##### EXERCISE INPUTS #####

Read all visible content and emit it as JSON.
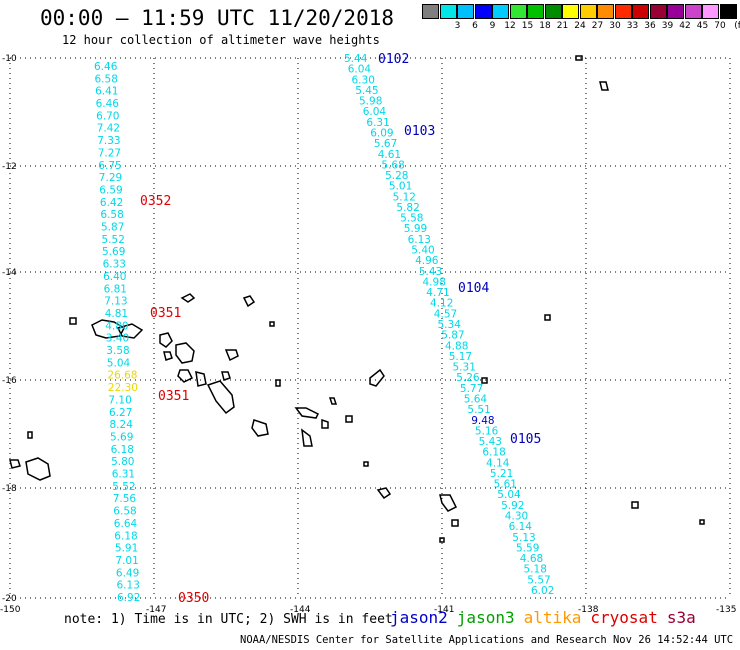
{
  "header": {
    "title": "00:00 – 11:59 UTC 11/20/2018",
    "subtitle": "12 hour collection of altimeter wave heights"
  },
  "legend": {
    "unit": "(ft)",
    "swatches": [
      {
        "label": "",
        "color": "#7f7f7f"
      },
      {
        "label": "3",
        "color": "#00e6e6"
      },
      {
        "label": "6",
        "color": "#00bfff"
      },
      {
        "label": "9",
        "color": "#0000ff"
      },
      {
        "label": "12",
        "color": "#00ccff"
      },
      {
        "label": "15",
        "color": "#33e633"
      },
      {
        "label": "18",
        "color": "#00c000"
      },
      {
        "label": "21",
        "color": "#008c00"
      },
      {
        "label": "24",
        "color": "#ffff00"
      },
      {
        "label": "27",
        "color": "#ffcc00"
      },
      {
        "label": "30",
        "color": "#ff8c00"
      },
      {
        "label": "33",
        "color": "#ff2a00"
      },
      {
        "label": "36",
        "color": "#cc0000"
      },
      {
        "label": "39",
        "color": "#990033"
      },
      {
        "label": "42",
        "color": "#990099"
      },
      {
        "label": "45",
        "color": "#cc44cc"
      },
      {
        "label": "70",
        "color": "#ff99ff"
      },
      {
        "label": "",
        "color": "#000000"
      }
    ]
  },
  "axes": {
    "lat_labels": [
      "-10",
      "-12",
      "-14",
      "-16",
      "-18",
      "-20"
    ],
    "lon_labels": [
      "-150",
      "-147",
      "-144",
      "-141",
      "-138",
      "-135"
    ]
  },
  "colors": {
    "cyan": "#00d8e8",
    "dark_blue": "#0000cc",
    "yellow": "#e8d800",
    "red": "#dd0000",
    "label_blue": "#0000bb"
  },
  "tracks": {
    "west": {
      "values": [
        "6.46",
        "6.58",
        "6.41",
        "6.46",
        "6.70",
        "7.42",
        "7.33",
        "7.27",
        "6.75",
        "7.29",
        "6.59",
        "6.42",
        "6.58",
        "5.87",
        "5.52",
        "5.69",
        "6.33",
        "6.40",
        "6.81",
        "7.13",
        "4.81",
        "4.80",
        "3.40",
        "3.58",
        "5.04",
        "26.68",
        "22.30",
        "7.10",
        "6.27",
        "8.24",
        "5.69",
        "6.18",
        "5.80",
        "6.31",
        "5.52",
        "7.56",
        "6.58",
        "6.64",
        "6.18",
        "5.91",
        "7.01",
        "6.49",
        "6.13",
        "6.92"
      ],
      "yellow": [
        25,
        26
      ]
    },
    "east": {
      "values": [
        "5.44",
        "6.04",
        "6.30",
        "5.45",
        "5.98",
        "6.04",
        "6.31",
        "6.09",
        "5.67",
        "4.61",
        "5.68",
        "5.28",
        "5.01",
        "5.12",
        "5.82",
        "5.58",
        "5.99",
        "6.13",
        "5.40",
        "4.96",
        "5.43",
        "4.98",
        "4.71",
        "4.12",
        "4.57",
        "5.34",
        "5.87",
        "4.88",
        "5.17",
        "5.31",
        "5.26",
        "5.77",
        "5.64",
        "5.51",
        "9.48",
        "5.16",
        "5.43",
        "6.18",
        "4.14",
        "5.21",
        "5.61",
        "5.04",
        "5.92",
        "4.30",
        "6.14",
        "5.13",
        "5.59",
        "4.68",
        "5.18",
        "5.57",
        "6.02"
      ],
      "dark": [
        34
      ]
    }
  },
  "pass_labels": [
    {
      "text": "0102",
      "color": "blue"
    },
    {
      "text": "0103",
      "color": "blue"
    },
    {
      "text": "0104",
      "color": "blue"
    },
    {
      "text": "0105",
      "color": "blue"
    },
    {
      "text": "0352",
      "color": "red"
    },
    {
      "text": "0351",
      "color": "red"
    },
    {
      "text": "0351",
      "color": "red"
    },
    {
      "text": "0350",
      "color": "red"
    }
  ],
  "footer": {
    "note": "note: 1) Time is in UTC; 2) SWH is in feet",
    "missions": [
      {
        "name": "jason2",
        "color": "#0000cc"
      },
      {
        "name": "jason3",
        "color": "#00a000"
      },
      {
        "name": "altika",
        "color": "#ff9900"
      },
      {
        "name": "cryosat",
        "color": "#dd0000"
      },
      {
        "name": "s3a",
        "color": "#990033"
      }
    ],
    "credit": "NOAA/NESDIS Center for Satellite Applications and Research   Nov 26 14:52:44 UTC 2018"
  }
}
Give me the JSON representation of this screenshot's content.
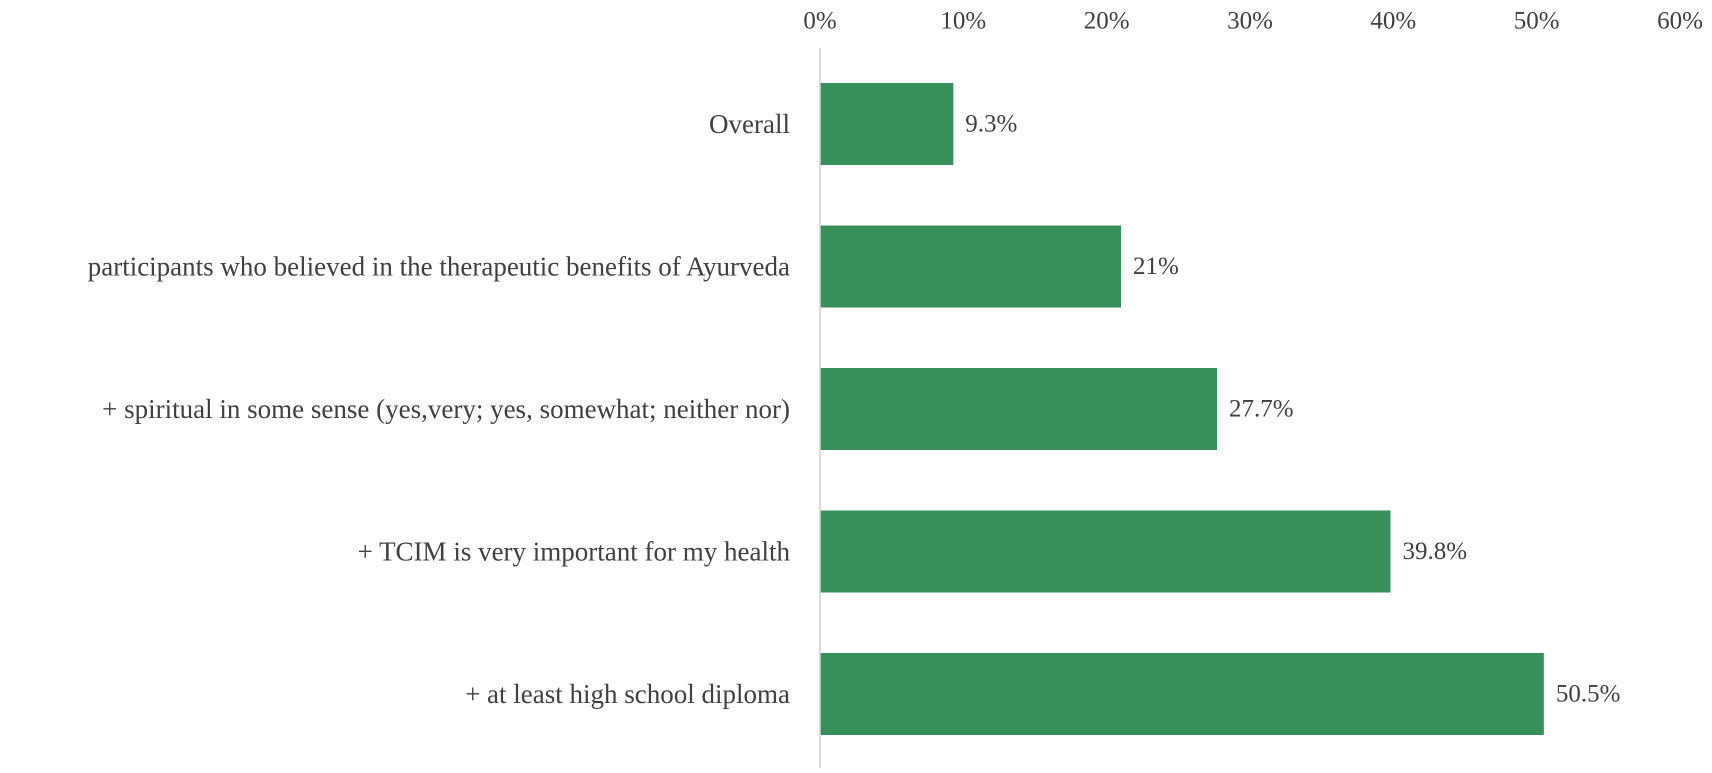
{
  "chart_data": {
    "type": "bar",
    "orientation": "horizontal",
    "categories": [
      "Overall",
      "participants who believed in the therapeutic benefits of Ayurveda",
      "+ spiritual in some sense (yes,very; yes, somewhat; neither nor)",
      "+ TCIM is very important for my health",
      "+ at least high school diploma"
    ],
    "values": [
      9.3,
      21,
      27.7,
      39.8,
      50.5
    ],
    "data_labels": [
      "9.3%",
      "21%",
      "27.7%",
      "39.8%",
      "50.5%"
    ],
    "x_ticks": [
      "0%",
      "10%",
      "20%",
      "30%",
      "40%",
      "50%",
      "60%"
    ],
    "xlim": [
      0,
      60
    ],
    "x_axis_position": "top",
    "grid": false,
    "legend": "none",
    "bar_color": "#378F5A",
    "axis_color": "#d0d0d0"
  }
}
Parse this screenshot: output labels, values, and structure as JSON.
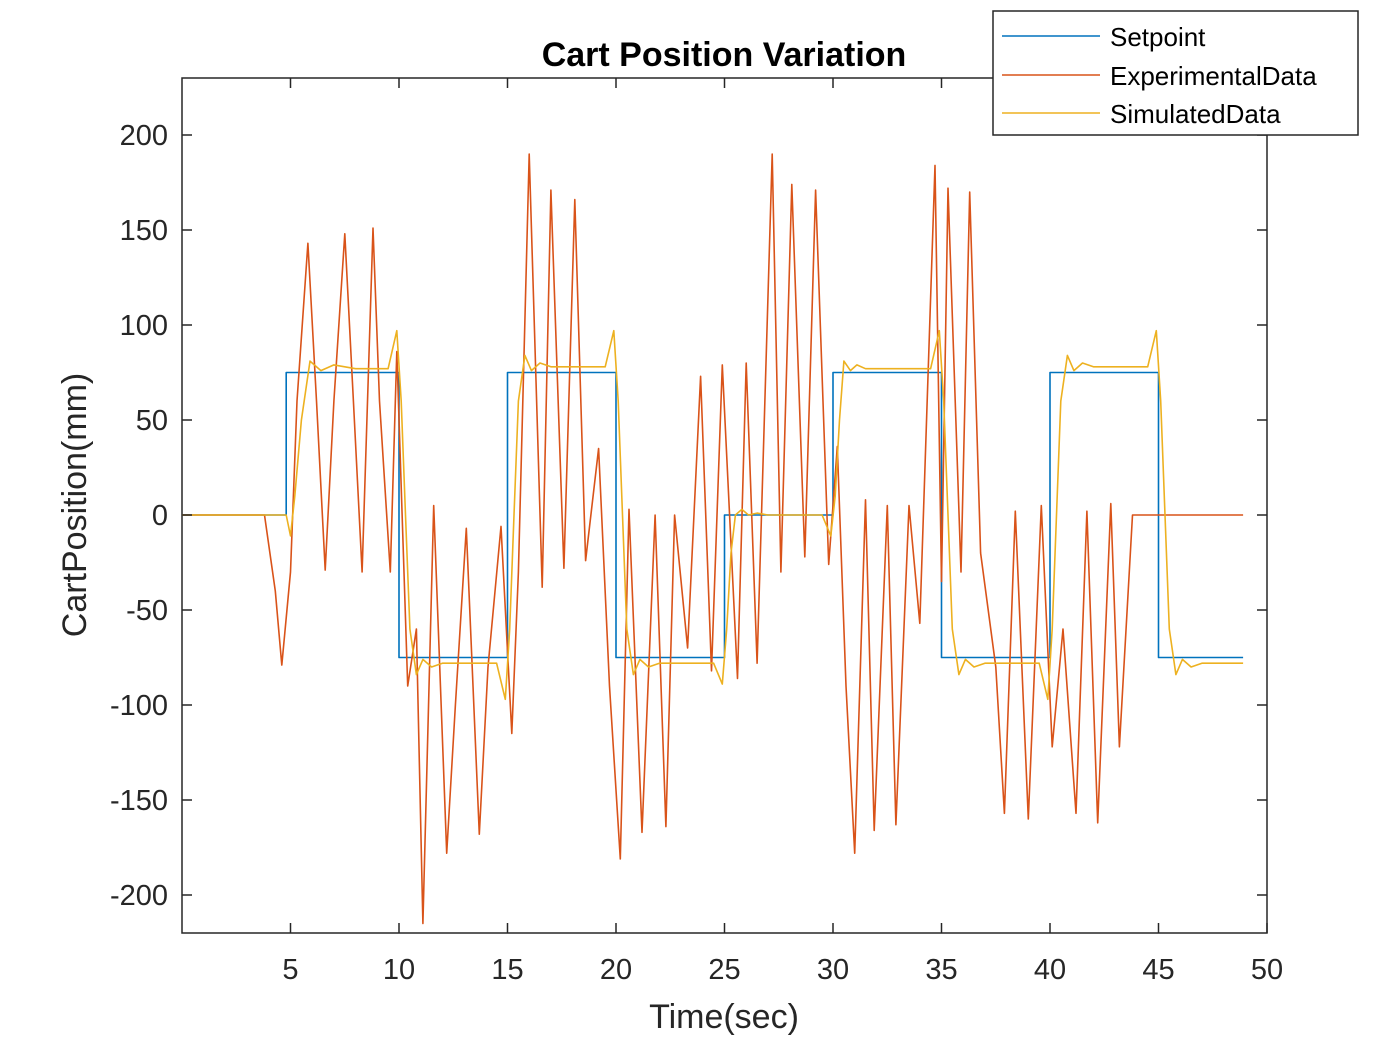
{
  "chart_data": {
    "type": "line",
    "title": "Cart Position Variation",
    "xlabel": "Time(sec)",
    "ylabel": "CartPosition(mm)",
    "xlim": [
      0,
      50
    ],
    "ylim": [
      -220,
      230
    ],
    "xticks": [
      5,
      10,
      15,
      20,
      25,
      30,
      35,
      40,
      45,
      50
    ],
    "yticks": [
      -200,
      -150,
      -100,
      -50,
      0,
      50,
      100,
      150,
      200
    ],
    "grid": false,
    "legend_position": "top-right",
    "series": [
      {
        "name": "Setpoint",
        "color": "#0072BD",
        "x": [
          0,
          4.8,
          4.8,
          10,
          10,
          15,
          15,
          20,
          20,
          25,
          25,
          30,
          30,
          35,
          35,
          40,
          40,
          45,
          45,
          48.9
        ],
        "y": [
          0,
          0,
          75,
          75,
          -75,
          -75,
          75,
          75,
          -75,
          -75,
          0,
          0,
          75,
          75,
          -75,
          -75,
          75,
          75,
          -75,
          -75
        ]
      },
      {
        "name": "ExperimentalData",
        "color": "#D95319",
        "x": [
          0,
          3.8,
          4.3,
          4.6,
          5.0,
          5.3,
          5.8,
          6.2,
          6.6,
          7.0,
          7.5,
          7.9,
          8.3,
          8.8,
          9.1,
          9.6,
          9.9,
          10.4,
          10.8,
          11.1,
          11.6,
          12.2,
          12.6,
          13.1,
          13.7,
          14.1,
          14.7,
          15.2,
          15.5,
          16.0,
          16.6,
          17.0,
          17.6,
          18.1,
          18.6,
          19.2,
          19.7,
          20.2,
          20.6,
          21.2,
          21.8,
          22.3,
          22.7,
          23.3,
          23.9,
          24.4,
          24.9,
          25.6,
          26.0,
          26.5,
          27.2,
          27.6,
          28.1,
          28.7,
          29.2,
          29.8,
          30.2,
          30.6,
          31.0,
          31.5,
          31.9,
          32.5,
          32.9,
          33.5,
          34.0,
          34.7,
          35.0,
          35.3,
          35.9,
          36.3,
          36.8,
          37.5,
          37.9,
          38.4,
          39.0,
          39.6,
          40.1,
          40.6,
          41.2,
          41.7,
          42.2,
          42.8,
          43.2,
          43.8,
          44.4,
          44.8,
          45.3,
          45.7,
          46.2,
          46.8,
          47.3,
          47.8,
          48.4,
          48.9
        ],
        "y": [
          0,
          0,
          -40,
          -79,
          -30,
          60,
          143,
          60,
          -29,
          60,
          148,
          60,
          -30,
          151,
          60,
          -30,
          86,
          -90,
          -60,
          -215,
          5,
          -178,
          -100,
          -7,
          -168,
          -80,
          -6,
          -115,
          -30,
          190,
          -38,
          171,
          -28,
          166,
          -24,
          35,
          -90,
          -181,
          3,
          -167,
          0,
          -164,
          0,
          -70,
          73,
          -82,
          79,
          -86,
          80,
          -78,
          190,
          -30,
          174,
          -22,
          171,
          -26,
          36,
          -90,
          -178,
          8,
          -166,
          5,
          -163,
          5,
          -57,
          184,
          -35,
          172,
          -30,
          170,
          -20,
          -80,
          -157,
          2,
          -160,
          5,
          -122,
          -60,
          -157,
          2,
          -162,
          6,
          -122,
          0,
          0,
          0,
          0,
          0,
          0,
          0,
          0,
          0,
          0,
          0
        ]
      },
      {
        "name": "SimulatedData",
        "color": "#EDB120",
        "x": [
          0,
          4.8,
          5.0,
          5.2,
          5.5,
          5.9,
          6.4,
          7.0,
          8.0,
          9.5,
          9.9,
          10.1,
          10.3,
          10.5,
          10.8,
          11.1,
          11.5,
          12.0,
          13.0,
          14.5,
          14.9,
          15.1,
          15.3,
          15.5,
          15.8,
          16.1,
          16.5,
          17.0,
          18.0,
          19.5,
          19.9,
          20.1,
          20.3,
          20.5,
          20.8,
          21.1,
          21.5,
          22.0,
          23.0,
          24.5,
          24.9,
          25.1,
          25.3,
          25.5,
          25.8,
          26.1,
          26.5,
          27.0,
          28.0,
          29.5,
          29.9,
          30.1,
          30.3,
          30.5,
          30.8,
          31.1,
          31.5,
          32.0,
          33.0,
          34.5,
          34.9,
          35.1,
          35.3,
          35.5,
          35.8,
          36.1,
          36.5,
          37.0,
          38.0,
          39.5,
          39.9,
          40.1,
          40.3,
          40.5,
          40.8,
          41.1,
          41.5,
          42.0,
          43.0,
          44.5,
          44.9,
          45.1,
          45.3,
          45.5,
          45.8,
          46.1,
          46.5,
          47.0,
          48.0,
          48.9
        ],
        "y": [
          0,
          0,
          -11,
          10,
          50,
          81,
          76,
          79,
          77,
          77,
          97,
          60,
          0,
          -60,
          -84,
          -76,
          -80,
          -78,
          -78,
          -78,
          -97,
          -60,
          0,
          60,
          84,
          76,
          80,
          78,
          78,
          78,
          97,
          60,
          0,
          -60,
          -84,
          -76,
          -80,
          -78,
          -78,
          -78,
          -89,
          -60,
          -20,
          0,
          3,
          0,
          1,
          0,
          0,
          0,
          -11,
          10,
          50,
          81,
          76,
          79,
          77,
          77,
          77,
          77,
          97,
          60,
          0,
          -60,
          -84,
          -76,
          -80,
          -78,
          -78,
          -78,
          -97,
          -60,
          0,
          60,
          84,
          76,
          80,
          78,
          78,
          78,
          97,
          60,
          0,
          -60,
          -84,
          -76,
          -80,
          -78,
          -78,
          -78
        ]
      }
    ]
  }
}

#####

WORK TO COMPLETE
From the listing above, copy every line that holds the string "this".

FULL OUTPUT
Give me the JSON representation of this screenshot's content.
Parse this screenshot: output labels, values, and structure as JSON.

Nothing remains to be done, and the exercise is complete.